___ Extracted data ___

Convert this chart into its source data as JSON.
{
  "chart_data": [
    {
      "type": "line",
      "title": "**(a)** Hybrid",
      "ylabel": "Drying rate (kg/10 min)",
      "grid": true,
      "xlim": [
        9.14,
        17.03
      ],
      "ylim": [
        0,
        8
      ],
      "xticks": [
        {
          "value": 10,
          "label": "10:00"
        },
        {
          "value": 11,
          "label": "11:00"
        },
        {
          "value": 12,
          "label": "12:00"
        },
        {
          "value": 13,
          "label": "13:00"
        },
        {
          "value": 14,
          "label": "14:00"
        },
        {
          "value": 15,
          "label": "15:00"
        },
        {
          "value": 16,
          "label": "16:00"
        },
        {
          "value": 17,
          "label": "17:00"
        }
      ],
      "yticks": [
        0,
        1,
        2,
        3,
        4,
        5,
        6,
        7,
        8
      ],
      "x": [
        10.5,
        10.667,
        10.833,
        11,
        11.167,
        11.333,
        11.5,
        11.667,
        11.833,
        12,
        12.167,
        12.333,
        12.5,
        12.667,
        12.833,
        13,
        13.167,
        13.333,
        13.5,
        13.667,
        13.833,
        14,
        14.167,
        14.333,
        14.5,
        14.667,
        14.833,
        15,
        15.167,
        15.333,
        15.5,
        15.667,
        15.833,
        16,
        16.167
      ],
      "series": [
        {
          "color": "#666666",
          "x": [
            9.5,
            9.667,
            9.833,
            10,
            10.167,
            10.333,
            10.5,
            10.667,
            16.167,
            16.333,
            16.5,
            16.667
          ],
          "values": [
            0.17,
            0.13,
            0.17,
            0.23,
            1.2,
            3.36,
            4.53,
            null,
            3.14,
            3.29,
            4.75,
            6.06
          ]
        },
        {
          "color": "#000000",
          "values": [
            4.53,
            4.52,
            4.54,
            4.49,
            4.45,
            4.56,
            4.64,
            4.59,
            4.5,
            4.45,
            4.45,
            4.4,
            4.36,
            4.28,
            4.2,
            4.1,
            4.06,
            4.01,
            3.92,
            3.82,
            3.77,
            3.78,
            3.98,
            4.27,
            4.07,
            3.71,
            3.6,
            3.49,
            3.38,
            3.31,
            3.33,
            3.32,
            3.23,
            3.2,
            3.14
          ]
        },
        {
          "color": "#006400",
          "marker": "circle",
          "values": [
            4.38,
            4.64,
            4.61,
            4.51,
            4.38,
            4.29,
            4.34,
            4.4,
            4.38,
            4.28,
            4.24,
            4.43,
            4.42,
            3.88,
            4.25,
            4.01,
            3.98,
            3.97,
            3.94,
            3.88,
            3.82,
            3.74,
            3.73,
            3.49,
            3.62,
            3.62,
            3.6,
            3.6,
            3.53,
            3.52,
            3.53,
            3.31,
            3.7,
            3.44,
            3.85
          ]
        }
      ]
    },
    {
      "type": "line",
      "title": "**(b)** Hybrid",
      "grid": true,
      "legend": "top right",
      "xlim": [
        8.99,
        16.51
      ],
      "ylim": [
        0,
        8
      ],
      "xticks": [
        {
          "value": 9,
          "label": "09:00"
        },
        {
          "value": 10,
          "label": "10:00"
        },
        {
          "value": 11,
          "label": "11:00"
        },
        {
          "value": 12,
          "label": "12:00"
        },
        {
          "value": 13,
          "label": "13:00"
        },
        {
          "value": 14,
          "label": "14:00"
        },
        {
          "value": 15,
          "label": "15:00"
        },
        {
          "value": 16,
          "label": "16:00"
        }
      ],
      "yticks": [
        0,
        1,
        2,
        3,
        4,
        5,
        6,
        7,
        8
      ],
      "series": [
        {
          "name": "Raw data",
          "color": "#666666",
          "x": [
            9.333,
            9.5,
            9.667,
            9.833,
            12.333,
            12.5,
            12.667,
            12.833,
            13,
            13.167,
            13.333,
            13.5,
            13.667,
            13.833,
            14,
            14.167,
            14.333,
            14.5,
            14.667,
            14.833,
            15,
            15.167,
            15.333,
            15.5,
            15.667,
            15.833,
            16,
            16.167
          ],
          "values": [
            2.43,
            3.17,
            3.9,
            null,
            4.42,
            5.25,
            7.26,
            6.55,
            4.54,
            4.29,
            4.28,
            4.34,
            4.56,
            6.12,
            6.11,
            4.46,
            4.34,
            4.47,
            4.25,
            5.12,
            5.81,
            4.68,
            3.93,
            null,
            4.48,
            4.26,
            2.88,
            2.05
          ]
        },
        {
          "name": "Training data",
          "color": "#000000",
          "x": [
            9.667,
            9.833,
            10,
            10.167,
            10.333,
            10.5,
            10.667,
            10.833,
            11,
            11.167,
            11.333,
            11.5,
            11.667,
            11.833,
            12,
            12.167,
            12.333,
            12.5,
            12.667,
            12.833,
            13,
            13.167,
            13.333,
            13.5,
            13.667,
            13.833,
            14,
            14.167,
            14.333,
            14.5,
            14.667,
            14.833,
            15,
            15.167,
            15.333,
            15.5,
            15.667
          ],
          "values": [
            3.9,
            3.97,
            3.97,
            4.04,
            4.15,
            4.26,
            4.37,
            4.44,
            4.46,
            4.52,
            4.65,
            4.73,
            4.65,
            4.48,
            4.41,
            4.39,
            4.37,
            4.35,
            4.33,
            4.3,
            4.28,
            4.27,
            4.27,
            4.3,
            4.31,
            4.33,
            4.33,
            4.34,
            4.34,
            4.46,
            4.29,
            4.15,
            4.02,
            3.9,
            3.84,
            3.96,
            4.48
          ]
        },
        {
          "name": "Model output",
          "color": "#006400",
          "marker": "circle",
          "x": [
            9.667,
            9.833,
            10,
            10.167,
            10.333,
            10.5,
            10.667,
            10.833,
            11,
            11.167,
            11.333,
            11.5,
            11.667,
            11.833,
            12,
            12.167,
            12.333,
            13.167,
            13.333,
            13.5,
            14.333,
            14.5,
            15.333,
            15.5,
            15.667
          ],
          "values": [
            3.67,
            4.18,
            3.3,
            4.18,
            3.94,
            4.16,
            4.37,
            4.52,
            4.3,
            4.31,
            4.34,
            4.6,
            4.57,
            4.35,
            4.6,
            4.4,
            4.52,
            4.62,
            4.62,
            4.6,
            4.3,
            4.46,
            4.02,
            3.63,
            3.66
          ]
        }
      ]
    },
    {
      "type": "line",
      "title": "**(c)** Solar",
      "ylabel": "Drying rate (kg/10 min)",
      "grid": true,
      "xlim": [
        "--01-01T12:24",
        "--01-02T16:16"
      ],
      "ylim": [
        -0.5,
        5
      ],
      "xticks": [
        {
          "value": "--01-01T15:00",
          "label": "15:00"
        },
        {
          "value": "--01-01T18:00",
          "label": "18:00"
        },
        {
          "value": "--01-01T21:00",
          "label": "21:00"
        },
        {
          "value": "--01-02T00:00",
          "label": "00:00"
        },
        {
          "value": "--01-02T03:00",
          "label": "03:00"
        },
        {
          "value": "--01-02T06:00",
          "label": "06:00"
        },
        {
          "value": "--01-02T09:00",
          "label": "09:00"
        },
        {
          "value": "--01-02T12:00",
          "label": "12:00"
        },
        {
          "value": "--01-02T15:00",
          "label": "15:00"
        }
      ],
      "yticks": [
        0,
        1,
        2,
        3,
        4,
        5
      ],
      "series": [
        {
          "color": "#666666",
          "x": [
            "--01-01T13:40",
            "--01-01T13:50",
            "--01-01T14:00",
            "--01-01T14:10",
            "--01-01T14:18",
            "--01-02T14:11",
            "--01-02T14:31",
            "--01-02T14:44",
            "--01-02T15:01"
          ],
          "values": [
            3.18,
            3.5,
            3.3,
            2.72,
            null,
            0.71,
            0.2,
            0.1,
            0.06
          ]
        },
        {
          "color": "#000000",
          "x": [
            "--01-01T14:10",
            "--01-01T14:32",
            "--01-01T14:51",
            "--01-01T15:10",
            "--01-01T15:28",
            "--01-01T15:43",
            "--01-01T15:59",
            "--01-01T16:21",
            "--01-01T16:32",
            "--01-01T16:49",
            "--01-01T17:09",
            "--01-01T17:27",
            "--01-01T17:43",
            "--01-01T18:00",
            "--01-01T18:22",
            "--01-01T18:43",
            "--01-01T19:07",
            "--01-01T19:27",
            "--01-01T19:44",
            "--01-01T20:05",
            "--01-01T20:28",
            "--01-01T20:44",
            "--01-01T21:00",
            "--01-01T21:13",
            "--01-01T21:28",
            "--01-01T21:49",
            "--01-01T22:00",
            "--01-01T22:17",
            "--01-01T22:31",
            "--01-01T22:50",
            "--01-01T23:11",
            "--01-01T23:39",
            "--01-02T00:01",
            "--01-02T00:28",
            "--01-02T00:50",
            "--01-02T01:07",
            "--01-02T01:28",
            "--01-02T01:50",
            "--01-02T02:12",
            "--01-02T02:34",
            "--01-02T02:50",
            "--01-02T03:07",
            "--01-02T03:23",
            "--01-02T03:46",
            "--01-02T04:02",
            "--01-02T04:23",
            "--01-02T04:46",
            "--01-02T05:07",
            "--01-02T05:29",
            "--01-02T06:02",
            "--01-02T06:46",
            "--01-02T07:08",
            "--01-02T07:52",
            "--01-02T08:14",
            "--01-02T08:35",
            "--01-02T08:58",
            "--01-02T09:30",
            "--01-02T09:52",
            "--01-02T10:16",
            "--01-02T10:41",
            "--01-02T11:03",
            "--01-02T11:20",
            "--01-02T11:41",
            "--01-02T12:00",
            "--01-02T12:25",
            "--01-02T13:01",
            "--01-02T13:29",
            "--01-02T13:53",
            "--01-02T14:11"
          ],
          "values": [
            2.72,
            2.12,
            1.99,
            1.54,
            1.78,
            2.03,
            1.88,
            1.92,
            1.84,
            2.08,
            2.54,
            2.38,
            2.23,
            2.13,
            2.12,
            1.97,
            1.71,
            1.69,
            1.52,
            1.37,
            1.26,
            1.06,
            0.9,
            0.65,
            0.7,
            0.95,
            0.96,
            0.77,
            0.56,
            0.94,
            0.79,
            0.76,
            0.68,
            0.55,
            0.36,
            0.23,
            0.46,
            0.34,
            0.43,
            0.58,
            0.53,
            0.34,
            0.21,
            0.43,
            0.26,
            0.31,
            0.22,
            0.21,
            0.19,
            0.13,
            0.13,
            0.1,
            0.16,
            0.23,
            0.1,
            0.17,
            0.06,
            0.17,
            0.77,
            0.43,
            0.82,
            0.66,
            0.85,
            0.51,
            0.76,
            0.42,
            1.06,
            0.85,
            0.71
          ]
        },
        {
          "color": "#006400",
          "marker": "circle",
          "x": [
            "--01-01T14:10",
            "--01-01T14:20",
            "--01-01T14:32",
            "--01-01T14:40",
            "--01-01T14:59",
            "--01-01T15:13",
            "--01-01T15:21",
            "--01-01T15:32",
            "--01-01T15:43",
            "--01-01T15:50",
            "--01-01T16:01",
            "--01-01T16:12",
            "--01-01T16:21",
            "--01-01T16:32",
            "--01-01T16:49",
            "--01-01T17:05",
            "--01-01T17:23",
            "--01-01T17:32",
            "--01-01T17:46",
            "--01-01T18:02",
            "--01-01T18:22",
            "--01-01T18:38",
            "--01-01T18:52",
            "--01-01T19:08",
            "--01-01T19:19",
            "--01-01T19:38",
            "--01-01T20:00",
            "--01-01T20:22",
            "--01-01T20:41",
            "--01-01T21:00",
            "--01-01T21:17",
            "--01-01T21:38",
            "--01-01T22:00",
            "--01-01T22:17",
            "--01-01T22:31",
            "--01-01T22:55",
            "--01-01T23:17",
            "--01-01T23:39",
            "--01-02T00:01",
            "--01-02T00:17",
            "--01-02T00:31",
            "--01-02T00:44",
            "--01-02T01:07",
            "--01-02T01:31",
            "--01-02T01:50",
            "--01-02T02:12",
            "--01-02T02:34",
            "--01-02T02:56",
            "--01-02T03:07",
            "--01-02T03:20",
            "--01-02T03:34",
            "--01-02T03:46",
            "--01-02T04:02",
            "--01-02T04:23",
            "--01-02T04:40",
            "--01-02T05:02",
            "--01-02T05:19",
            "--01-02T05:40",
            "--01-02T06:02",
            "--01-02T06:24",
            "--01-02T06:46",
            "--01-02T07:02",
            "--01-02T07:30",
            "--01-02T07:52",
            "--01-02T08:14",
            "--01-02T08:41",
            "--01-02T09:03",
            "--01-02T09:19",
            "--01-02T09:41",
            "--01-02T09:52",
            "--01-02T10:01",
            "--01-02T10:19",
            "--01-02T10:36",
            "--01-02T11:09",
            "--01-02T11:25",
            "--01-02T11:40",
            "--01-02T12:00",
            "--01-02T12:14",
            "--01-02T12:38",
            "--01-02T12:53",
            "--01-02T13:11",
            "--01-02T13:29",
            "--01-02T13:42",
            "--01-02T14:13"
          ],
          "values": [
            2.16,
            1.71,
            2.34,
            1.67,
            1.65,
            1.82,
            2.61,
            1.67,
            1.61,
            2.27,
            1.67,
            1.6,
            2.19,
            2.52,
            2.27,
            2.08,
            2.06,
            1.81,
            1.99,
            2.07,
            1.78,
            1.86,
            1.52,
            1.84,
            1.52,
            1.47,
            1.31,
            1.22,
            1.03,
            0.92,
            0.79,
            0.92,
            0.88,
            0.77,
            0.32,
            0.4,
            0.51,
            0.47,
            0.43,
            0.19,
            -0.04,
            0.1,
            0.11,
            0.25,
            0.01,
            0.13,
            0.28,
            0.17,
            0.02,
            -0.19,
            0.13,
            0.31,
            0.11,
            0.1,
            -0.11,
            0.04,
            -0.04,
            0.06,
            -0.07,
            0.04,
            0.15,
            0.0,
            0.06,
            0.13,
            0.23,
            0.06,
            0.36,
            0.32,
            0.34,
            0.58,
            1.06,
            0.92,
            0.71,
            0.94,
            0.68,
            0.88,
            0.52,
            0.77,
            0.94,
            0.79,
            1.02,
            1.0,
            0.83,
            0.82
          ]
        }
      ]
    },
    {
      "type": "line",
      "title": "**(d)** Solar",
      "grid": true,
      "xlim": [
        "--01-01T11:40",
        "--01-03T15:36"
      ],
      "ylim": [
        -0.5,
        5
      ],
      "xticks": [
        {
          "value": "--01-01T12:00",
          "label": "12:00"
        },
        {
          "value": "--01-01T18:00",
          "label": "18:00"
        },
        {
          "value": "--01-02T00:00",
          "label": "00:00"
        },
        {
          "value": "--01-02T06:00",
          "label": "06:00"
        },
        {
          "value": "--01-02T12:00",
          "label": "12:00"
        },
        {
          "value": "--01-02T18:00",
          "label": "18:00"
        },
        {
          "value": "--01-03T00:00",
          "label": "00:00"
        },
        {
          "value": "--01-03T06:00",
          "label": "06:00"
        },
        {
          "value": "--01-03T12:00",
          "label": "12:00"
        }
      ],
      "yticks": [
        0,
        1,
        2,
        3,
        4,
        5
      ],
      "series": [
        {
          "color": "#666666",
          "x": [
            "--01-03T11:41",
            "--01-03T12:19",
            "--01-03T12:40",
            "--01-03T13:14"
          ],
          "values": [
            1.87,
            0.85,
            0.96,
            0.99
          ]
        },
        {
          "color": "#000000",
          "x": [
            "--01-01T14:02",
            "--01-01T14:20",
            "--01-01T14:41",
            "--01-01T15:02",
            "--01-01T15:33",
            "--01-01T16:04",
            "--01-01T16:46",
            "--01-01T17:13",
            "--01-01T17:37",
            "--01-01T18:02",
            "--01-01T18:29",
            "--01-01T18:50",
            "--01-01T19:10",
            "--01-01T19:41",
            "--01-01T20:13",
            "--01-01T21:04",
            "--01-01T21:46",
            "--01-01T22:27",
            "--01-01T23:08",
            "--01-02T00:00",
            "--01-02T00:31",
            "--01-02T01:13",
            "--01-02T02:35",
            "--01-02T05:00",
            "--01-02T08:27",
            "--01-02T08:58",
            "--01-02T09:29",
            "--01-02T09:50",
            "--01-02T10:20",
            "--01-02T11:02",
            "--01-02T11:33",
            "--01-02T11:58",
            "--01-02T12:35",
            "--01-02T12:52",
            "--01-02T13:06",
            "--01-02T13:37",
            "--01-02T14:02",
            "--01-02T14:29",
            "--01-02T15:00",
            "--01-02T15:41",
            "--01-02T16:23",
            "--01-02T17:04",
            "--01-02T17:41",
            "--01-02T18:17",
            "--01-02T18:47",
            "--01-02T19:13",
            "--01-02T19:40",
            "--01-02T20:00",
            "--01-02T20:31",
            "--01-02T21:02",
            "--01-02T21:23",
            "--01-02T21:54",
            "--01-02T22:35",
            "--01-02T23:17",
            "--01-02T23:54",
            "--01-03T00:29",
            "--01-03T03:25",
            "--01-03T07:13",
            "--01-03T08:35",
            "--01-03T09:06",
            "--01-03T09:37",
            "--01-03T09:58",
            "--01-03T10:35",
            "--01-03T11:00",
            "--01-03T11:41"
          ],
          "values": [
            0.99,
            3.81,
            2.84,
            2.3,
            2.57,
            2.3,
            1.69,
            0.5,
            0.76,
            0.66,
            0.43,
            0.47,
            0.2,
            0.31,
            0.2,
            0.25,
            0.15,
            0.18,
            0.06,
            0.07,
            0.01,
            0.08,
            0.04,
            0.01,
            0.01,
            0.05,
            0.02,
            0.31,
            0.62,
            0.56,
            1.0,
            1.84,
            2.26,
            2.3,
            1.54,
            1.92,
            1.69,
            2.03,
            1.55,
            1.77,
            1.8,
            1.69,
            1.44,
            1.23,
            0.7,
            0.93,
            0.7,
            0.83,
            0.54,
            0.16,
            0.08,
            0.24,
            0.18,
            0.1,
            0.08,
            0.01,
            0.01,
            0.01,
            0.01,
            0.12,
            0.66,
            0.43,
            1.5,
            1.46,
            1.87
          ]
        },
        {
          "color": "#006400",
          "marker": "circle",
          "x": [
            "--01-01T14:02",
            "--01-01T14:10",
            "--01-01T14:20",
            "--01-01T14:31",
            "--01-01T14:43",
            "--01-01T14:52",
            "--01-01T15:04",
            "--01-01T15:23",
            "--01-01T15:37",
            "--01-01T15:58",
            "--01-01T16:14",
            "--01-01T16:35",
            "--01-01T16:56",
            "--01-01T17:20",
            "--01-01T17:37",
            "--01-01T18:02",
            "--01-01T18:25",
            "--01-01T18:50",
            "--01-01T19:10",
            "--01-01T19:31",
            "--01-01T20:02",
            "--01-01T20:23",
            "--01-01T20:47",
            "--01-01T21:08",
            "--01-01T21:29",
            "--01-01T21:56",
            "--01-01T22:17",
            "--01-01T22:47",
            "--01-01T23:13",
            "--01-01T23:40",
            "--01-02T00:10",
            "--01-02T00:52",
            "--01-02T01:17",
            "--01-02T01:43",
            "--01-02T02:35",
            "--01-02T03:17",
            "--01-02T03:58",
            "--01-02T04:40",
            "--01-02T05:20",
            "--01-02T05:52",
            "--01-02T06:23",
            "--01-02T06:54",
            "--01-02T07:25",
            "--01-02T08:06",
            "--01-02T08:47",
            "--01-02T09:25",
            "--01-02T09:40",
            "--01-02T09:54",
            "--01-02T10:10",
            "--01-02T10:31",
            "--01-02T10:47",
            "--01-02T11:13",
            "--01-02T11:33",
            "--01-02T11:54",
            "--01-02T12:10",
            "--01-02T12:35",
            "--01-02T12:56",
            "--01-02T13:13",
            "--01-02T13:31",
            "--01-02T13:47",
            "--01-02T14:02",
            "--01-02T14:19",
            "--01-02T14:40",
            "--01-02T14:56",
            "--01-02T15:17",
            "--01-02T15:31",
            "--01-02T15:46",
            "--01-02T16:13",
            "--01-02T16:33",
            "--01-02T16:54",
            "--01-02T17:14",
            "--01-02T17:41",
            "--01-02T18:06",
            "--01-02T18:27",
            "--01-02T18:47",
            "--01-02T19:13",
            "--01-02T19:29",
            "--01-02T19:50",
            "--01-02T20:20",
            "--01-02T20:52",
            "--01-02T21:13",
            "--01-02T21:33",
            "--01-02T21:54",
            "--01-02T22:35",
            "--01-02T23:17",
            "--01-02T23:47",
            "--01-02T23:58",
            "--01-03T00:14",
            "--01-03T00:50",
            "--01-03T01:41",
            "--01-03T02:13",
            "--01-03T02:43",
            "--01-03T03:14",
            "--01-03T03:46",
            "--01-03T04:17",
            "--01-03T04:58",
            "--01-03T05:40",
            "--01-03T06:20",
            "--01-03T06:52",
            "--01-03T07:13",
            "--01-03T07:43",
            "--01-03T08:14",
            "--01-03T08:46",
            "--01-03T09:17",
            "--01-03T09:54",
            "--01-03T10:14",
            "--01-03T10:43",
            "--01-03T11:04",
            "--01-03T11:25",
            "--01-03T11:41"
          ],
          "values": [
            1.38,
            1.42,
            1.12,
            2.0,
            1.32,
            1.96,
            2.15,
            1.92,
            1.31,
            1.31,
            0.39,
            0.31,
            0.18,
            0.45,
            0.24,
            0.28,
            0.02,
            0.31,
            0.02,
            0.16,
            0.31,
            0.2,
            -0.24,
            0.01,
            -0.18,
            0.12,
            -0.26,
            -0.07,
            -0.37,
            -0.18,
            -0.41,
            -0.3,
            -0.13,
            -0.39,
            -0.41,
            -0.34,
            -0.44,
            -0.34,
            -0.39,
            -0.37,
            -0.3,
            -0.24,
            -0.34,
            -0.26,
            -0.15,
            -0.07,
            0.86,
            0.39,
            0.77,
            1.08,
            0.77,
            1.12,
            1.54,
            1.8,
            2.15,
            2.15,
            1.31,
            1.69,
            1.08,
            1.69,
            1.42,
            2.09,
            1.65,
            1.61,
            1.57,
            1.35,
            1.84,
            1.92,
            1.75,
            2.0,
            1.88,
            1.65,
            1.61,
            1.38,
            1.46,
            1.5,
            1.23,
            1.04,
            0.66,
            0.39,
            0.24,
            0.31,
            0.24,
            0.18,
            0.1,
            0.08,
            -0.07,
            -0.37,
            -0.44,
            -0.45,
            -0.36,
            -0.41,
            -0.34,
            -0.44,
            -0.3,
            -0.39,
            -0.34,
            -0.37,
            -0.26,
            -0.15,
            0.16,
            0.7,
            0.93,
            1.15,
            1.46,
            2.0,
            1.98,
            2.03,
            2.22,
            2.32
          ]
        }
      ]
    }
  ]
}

___

Written exercise:
Scan the entries above. Copy each line that has the string "name".

The completed task:
          "name": "Raw data",
          "name": "Training data",
          "name": "Model output",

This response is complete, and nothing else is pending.